▶ Task goal
Copy down every line where the string "super" shows up.
....
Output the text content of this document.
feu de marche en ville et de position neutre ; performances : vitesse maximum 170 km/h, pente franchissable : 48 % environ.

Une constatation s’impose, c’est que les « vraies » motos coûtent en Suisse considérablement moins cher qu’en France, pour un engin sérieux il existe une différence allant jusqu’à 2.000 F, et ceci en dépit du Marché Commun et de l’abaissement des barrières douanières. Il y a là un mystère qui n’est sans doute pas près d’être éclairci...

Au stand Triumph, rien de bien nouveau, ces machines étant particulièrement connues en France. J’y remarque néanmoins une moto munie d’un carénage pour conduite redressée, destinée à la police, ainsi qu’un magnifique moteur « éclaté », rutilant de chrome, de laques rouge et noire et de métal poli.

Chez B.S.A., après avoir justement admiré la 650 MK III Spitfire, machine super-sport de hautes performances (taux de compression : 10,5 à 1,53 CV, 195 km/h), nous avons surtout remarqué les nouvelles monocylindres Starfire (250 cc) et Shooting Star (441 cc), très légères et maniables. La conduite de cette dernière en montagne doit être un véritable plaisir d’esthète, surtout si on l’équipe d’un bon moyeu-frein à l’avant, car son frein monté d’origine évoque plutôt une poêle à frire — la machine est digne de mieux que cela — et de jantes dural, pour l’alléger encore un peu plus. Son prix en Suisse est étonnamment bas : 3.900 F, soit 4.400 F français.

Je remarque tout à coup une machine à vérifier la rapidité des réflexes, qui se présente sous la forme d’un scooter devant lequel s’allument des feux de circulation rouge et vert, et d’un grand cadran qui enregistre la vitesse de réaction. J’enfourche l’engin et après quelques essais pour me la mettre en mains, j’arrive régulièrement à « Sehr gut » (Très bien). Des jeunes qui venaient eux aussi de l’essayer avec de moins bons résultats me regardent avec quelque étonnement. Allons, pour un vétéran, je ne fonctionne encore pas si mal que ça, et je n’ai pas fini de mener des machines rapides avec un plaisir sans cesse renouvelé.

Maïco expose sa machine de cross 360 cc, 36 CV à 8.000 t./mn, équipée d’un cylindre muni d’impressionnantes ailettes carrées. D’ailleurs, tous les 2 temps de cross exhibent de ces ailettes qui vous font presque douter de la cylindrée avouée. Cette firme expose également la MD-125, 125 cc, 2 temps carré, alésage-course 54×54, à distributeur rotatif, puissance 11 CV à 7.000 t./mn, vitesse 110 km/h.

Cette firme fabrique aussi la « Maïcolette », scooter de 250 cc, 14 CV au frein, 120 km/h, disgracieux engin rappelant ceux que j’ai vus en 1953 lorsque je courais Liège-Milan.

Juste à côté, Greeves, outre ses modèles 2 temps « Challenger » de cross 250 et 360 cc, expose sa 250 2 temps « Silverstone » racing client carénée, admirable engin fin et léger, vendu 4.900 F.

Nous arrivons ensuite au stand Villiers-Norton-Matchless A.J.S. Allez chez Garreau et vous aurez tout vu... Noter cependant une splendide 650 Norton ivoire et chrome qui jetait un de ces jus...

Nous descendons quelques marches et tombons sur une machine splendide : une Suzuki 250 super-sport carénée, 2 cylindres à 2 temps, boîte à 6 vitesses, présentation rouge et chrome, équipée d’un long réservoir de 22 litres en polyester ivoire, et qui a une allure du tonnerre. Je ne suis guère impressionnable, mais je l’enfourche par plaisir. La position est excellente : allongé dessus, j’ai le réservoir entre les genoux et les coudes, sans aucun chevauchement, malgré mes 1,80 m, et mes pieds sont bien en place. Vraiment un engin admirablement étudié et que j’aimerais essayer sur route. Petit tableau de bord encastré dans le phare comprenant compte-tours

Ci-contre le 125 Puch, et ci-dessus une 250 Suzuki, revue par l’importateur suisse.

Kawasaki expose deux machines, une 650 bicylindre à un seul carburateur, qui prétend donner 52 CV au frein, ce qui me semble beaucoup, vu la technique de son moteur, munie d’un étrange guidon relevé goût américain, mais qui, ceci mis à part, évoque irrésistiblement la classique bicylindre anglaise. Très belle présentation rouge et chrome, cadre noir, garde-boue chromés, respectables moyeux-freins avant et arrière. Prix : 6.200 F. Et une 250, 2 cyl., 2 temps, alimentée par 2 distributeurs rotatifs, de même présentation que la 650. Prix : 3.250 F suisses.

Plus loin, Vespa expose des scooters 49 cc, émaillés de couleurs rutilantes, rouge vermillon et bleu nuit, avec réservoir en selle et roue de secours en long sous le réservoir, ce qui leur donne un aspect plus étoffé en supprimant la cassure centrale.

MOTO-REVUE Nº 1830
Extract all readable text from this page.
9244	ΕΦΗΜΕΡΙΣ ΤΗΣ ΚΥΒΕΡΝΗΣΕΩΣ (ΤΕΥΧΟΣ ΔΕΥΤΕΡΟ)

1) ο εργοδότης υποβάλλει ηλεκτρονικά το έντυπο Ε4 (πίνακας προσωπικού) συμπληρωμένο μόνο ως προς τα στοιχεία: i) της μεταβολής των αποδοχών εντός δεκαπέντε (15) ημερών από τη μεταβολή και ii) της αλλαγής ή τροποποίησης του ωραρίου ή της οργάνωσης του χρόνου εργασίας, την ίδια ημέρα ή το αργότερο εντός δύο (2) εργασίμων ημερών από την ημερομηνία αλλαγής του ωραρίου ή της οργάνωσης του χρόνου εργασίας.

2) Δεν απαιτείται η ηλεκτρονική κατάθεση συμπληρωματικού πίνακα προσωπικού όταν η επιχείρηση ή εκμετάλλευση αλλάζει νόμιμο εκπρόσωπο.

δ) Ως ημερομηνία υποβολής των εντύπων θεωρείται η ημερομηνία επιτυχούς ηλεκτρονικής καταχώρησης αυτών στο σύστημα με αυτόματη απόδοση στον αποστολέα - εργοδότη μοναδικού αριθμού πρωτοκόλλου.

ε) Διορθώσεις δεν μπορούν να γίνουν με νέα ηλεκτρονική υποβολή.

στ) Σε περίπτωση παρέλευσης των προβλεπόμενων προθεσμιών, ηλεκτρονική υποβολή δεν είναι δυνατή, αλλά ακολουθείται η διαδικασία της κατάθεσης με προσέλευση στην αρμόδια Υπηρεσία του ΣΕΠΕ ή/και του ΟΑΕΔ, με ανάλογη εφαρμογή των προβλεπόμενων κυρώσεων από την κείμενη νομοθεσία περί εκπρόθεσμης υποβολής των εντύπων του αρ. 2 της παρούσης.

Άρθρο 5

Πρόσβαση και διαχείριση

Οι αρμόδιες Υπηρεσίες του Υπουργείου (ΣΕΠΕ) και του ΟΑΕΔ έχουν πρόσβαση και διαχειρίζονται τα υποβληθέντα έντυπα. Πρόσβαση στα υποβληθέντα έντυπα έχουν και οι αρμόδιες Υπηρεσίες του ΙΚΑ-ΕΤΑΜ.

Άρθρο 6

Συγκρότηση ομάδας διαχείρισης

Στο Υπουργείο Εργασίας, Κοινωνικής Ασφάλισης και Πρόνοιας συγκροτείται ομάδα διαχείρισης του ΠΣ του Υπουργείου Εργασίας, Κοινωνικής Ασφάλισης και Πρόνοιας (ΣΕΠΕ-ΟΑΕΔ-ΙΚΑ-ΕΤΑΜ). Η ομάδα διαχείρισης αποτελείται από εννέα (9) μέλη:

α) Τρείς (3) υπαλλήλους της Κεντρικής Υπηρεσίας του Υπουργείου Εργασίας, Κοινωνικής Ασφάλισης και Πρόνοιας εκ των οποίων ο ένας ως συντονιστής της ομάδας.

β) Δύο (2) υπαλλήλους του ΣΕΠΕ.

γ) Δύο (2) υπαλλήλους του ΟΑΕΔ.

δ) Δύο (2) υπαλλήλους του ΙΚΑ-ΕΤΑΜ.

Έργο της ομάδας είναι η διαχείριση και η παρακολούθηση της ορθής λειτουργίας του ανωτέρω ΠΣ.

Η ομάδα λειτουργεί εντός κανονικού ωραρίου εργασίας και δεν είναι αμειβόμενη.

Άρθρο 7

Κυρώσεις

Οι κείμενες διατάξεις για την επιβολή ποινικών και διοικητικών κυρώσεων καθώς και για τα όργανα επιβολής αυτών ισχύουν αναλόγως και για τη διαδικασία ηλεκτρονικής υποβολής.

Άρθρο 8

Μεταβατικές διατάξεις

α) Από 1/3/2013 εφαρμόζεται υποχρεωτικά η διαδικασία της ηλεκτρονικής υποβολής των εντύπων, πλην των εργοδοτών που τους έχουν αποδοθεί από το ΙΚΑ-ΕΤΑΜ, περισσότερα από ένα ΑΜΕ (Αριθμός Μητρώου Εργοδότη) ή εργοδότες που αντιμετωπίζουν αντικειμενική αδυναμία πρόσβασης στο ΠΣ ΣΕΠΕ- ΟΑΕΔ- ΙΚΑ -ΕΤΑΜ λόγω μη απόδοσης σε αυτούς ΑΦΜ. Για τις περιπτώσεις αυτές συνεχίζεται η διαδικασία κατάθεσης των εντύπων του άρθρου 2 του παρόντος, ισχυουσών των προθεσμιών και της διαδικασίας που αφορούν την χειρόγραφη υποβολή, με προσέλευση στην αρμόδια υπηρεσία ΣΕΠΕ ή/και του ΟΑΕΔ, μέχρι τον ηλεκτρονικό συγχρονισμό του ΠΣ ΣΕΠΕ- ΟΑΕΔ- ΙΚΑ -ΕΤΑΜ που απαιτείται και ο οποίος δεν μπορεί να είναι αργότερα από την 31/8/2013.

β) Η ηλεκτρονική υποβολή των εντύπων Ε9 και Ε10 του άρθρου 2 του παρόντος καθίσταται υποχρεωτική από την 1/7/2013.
....
▶ Complete response
Chez B.S.A., après avoir justement admiré la 650 MK III Spitfire, machine super-sport de hautes performances (taux de compression : 10,5 à 1,53 CV, 195 km/h), nous avons surtout remarqué les nouvelles monocylindres Starfire (250 cc) et Shooting Star (441 cc), très légères et maniables. La conduite de cette dernière en montagne doit être un véritable plaisir d’esthète, surtout si on l’équipe d’un bon moyeu-frein à l’avant, car son frein monté d’origine évoque plutôt une poêle à frire — la machine est digne de mieux que cela — et de jantes dural, pour l’alléger encore un peu plus. Son prix en Suisse est étonnamment bas : 3.900 F, soit 4.400 F français.
Nous descendons quelques marches et tombons sur une machine splendide : une Suzuki 250 super-sport carénée, 2 cylindres à 2 temps, boîte à 6 vitesses, présentation rouge et chrome, équipée d’un long réservoir de 22 litres en polyester ivoire, et qui a une allure du tonnerre. Je ne suis guère impressionnable, mais je l’enfourche par plaisir. La position est excellente : allongé dessus, j’ai le réservoir entre les genoux et les coudes, sans aucun chevauchement, malgré mes 1,80 m, et mes pieds sont bien en place. Vraiment un engin admirablement étudié et que j’aimerais essayer sur route. Petit tableau de bord encastré dans le phare comprenant compte-tours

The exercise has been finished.